Data supplied.

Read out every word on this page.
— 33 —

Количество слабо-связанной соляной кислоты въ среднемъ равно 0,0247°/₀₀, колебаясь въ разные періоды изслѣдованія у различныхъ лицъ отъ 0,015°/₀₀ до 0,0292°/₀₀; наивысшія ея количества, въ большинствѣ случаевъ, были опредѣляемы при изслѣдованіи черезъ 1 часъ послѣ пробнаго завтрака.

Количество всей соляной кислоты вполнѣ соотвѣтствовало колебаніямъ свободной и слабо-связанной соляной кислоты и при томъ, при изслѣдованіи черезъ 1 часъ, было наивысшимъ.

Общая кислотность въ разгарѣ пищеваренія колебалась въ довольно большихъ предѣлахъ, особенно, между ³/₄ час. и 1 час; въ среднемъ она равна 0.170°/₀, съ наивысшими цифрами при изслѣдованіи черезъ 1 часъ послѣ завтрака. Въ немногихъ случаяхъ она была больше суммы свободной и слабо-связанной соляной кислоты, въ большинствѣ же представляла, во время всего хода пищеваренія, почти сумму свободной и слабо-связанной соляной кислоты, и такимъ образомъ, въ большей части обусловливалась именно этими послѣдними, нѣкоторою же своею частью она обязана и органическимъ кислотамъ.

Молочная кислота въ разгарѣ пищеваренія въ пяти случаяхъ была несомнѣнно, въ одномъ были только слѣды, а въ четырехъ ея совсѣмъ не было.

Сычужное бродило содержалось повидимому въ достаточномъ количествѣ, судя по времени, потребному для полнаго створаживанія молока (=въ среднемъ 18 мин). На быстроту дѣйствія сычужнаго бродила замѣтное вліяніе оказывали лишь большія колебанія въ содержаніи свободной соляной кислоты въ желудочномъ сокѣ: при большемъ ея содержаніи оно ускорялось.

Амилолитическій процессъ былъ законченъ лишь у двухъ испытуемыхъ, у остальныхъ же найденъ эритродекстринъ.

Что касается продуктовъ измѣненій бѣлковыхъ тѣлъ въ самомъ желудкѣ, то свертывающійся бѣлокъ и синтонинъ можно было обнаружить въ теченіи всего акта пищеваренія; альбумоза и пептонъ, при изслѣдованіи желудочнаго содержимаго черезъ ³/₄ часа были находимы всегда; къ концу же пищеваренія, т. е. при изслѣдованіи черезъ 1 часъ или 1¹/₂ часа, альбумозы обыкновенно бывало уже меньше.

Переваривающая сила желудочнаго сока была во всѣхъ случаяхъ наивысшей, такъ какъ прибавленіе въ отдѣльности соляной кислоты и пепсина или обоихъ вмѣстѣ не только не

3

What is required. Your task is to reproduce all of the records exactly.

Written solution.
Read out every word on this page.
— 33 —

Количество слабо-связанной соляной кислоты въ среднемъ равно 0,0247°/₀₀, колебаясь въ разные періоды изслѣдованія у различныхъ лицъ отъ 0,015°/₀₀ до 0,0292°/₀₀; наивысшія ея количества, въ большинствѣ случаевъ, были опредѣляемы при изслѣдованіи черезъ 1 часъ послѣ пробнаго завтрака.

Количество всей соляной кислоты вполнѣ соотвѣтствовало колебаніямъ свободной и слабо-связанной соляной кислоты и при томъ, при изслѣдованіи черезъ 1 часъ, было наивысшимъ.

Общая кислотность въ разгарѣ пищеваренія колебалась въ довольно большихъ предѣлахъ, особенно, между ³/₄ час. и 1 час; въ среднемъ она равна 0.170°/₀, съ наивысшими цифрами при изслѣдованіи черезъ 1 часъ послѣ завтрака. Въ немногихъ случаяхъ она была больше суммы свободной и слабо-связанной соляной кислоты, въ большинствѣ же представляла, во время всего хода пищеваренія, почти сумму свободной и слабо-связанной соляной кислоты, и такимъ образомъ, въ большей части обусловливалась именно этими послѣдними, нѣкоторою же своею частью она обязана и органическимъ кислотамъ.

Молочная кислота въ разгарѣ пищеваренія въ пяти случаяхъ была несомнѣнно, въ одномъ были только слѣды, а въ четырехъ ея совсѣмъ не было.

Сычужное бродило содержалось повидимому въ достаточномъ количествѣ, судя по времени, потребному для полнаго створаживанія молока (=въ среднемъ 18 мин). На быстроту дѣйствія сычужнаго бродила замѣтное вліяніе оказывали лишь большія колебанія въ содержаніи свободной соляной кислоты въ желудочномъ сокѣ: при большемъ ея содержаніи оно ускорялось.

Амилолитическій процессъ былъ законченъ лишь у двухъ испытуемыхъ, у остальныхъ же найденъ эритродекстринъ.

Что касается продуктовъ измѣненій бѣлковыхъ тѣлъ въ самомъ желудкѣ, то свертывающійся бѣлокъ и синтонинъ можно было обнаружить въ теченіи всего акта пищеваренія; альбумоза и пептонъ, при изслѣдованіи желудочнаго содержимаго черезъ ³/₄ часа были находимы всегда; къ концу же пищеваренія, т. е. при изслѣдованіи черезъ 1 часъ или 1¹/₂ часа, альбумозы обыкновенно бывало уже меньше.

Переваривающая сила желудочнаго сока была во всѣхъ случаяхъ наивысшей, такъ какъ прибавленіе въ отдѣльности соляной кислоты и пепсина или обоихъ вмѣстѣ не только не

3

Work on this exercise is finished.